start Recorded data
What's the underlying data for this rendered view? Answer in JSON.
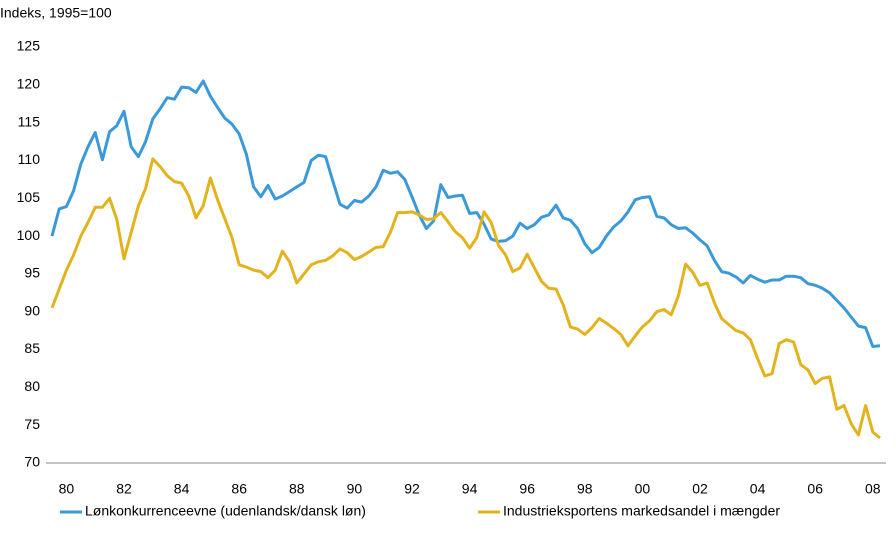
{
  "chart_data": {
    "type": "line",
    "title": "Indeks, 1995=100",
    "categories": [
      null,
      null,
      "80",
      null,
      null,
      null,
      null,
      null,
      null,
      null,
      "82",
      null,
      null,
      null,
      null,
      null,
      null,
      null,
      "84",
      null,
      null,
      null,
      null,
      null,
      null,
      null,
      "86",
      null,
      null,
      null,
      null,
      null,
      null,
      null,
      "88",
      null,
      null,
      null,
      null,
      null,
      null,
      null,
      "90",
      null,
      null,
      null,
      null,
      null,
      null,
      null,
      "92",
      null,
      null,
      null,
      null,
      null,
      null,
      null,
      "94",
      null,
      null,
      null,
      null,
      null,
      null,
      null,
      "96",
      null,
      null,
      null,
      null,
      null,
      null,
      null,
      "98",
      null,
      null,
      null,
      null,
      null,
      null,
      null,
      "00",
      null,
      null,
      null,
      null,
      null,
      null,
      null,
      "02",
      null,
      null,
      null,
      null,
      null,
      null,
      null,
      "04",
      null,
      null,
      null,
      null,
      null,
      null,
      null,
      "06",
      null,
      null,
      null,
      null,
      null,
      null,
      null,
      "08",
      null
    ],
    "series": [
      {
        "name": "Lønkonkurrenceevne (udenlandsk/dansk løn)",
        "color": "#3a9ad9",
        "values": [
          100,
          103.6,
          103.9,
          106,
          109.5,
          111.8,
          113.7,
          110.1,
          113.8,
          114.6,
          116.5,
          111.8,
          110.5,
          112.5,
          115.5,
          116.8,
          118.3,
          118.1,
          119.7,
          119.6,
          119,
          120.5,
          118.5,
          117,
          115.6,
          114.8,
          113.5,
          110.8,
          106.5,
          105.2,
          106.7,
          104.9,
          105.3,
          105.9,
          106.5,
          107.1,
          110,
          110.7,
          110.5,
          107.3,
          104.2,
          103.7,
          104.7,
          104.5,
          105.3,
          106.5,
          108.7,
          108.3,
          108.5,
          107.5,
          105.2,
          102.8,
          101,
          102,
          106.8,
          105.1,
          105.3,
          105.4,
          103,
          103.1,
          101.6,
          99.6,
          99.3,
          99.4,
          100,
          101.7,
          101,
          101.5,
          102.5,
          102.8,
          104.1,
          102.4,
          102.1,
          101,
          99,
          97.8,
          98.5,
          100,
          101.2,
          102,
          103.2,
          104.8,
          105.1,
          105.2,
          102.6,
          102.4,
          101.5,
          101,
          101.1,
          100.4,
          99.5,
          98.7,
          96.8,
          95.3,
          95.1,
          94.6,
          93.8,
          94.8,
          94.3,
          93.9,
          94.2,
          94.2,
          94.7,
          94.7,
          94.5,
          93.7,
          93.5,
          93.1,
          92.5,
          91.5,
          90.5,
          89.3,
          88.1,
          87.9,
          85.4,
          85.5
        ]
      },
      {
        "name": "Industrieksportens markedsandel i mængder",
        "color": "#e3b31e",
        "values": [
          90.5,
          93,
          95.5,
          97.5,
          100,
          101.8,
          103.8,
          103.8,
          105,
          102.2,
          97,
          100.5,
          104,
          106.3,
          110.2,
          109.2,
          108,
          107.2,
          107,
          105.3,
          102.4,
          104,
          107.7,
          104.8,
          102.3,
          99.8,
          96.2,
          95.9,
          95.5,
          95.3,
          94.5,
          95.5,
          98,
          96.6,
          93.8,
          95,
          96.2,
          96.6,
          96.8,
          97.4,
          98.3,
          97.8,
          96.9,
          97.3,
          97.9,
          98.5,
          98.6,
          100.5,
          103.1,
          103.1,
          103.2,
          102.8,
          102.2,
          102.3,
          103.1,
          101.9,
          100.6,
          99.8,
          98.4,
          99.8,
          103.2,
          101.8,
          98.8,
          97.5,
          95.3,
          95.8,
          97.6,
          95.8,
          94,
          93.1,
          93,
          90.9,
          88,
          87.7,
          87,
          87.9,
          89.1,
          88.5,
          87.8,
          87,
          85.5,
          86.8,
          88,
          88.8,
          90,
          90.3,
          89.6,
          92.1,
          96.3,
          95.2,
          93.5,
          93.8,
          91.2,
          89.1,
          88.3,
          87.5,
          87.2,
          86.3,
          83.8,
          81.5,
          81.8,
          85.8,
          86.3,
          86,
          83,
          82.3,
          80.5,
          81.2,
          81.4,
          77.1,
          77.6,
          75.2,
          73.7,
          77.6,
          74.1,
          73.3
        ]
      }
    ],
    "ylim": [
      70,
      125
    ],
    "yticks": [
      70,
      75,
      80,
      85,
      90,
      95,
      100,
      105,
      110,
      115,
      120,
      125
    ],
    "grid": false,
    "legend": "bottom"
  }
}
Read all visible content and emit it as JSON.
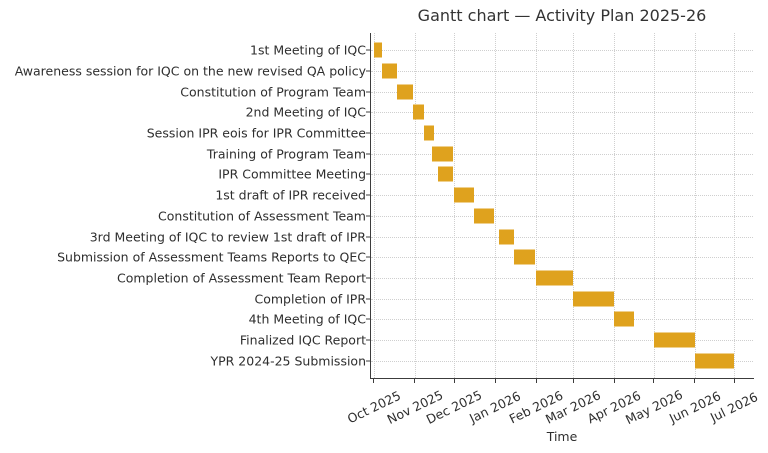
{
  "chart_data": {
    "type": "gantt",
    "title": "Gantt chart — Activity Plan 2025-26",
    "xlabel": "Time",
    "ylabel": "",
    "bar_color": "#DFA21E",
    "grid": "dotted, both axes",
    "legend": "none",
    "x_domain": [
      "2025-09-29",
      "2026-07-15"
    ],
    "x_ticks": [
      {
        "label": "Oct 2025",
        "date": "2025-10-01"
      },
      {
        "label": "Nov 2025",
        "date": "2025-11-01"
      },
      {
        "label": "Dec 2025",
        "date": "2025-12-01"
      },
      {
        "label": "Jan 2026",
        "date": "2026-01-01"
      },
      {
        "label": "Feb 2026",
        "date": "2026-02-01"
      },
      {
        "label": "Mar 2026",
        "date": "2026-03-01"
      },
      {
        "label": "Apr 2026",
        "date": "2026-04-01"
      },
      {
        "label": "May 2026",
        "date": "2026-05-01"
      },
      {
        "label": "Jun 2026",
        "date": "2026-06-01"
      },
      {
        "label": "Jul 2026",
        "date": "2026-07-01"
      }
    ],
    "tasks": [
      {
        "label": "1st Meeting of IQC",
        "start": "2025-10-01",
        "end": "2025-10-07"
      },
      {
        "label": "Awareness session for IQC on the new revised QA policy",
        "start": "2025-10-07",
        "end": "2025-10-19"
      },
      {
        "label": "Constitution of Program Team",
        "start": "2025-10-19",
        "end": "2025-10-31"
      },
      {
        "label": "2nd Meeting of IQC",
        "start": "2025-10-31",
        "end": "2025-11-08"
      },
      {
        "label": "Session IPR eois for IPR Committee",
        "start": "2025-11-08",
        "end": "2025-11-16"
      },
      {
        "label": "Training of Program Team",
        "start": "2025-11-14",
        "end": "2025-11-30"
      },
      {
        "label": "IPR Committee Meeting",
        "start": "2025-11-19",
        "end": "2025-11-30"
      },
      {
        "label": "1st draft of IPR received",
        "start": "2025-12-01",
        "end": "2025-12-16"
      },
      {
        "label": "Constitution of Assessment Team",
        "start": "2025-12-16",
        "end": "2025-12-31"
      },
      {
        "label": "3rd Meeting of IQC to review 1st draft of IPR",
        "start": "2026-01-04",
        "end": "2026-01-15"
      },
      {
        "label": "Submission of Assessment Teams Reports to QEC",
        "start": "2026-01-15",
        "end": "2026-01-31"
      },
      {
        "label": "Completion of Assessment Team Report",
        "start": "2026-02-01",
        "end": "2026-03-01"
      },
      {
        "label": "Completion of IPR",
        "start": "2026-03-01",
        "end": "2026-04-01"
      },
      {
        "label": "4th Meeting of IQC",
        "start": "2026-04-01",
        "end": "2026-04-16"
      },
      {
        "label": "Finalized IQC Report",
        "start": "2026-05-01",
        "end": "2026-06-01"
      },
      {
        "label": "YPR 2024-25 Submission",
        "start": "2026-06-01",
        "end": "2026-07-01"
      }
    ]
  }
}
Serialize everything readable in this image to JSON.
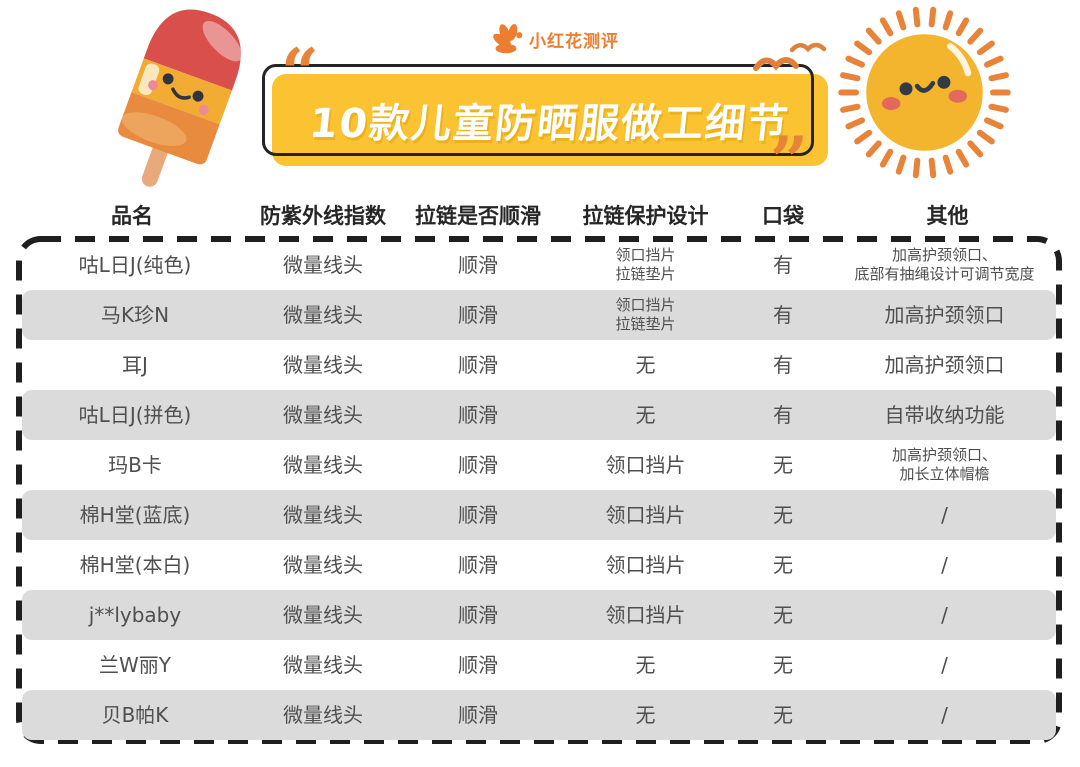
{
  "brand": {
    "logo_text": "小红花测评"
  },
  "banner": {
    "title": "10款儿童防晒服做工细节",
    "open_quote": "“",
    "close_quote": "”"
  },
  "colors": {
    "banner_yellow": "#FBC331",
    "accent_orange": "#E8833A",
    "logo_orange": "#ED7D2F",
    "row_gray": "#DBDBDB",
    "header_text": "#262626",
    "body_text": "#4F4F4F",
    "dash_border": "#1F1F1F"
  },
  "chart_data": {
    "type": "table",
    "title": "10款儿童防晒服做工细节",
    "headers": [
      "品名",
      "防紫外线指数",
      "拉链是否顺滑",
      "拉链保护设计",
      "口袋",
      "其他"
    ],
    "rows": [
      {
        "name": "咕L日J(纯色)",
        "uv": "微量线头",
        "zip_smooth": "顺滑",
        "zip_protect": "领口挡片\n拉链垫片",
        "pocket": "有",
        "other": "加高护颈领口、\n底部有抽绳设计可调节宽度"
      },
      {
        "name": "马K珍N",
        "uv": "微量线头",
        "zip_smooth": "顺滑",
        "zip_protect": "领口挡片\n拉链垫片",
        "pocket": "有",
        "other": "加高护颈领口"
      },
      {
        "name": "耳J",
        "uv": "微量线头",
        "zip_smooth": "顺滑",
        "zip_protect": "无",
        "pocket": "有",
        "other": "加高护颈领口"
      },
      {
        "name": "咕L日J(拼色)",
        "uv": "微量线头",
        "zip_smooth": "顺滑",
        "zip_protect": "无",
        "pocket": "有",
        "other": "自带收纳功能"
      },
      {
        "name": "玛B卡",
        "uv": "微量线头",
        "zip_smooth": "顺滑",
        "zip_protect": "领口挡片",
        "pocket": "无",
        "other": "加高护颈领口、\n加长立体帽檐"
      },
      {
        "name": "棉H堂(蓝底)",
        "uv": "微量线头",
        "zip_smooth": "顺滑",
        "zip_protect": "领口挡片",
        "pocket": "无",
        "other": "/"
      },
      {
        "name": "棉H堂(本白)",
        "uv": "微量线头",
        "zip_smooth": "顺滑",
        "zip_protect": "领口挡片",
        "pocket": "无",
        "other": "/"
      },
      {
        "name": "j**lybaby",
        "uv": "微量线头",
        "zip_smooth": "顺滑",
        "zip_protect": "领口挡片",
        "pocket": "无",
        "other": "/"
      },
      {
        "name": "兰W丽Y",
        "uv": "微量线头",
        "zip_smooth": "顺滑",
        "zip_protect": "无",
        "pocket": "无",
        "other": "/"
      },
      {
        "name": "贝B帕K",
        "uv": "微量线头",
        "zip_smooth": "顺滑",
        "zip_protect": "无",
        "pocket": "无",
        "other": "/"
      }
    ]
  }
}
end Recorded data
■ Task to carry out
Give the number of lines containing the word "Completion". No other answer is needed.

■ Full response
2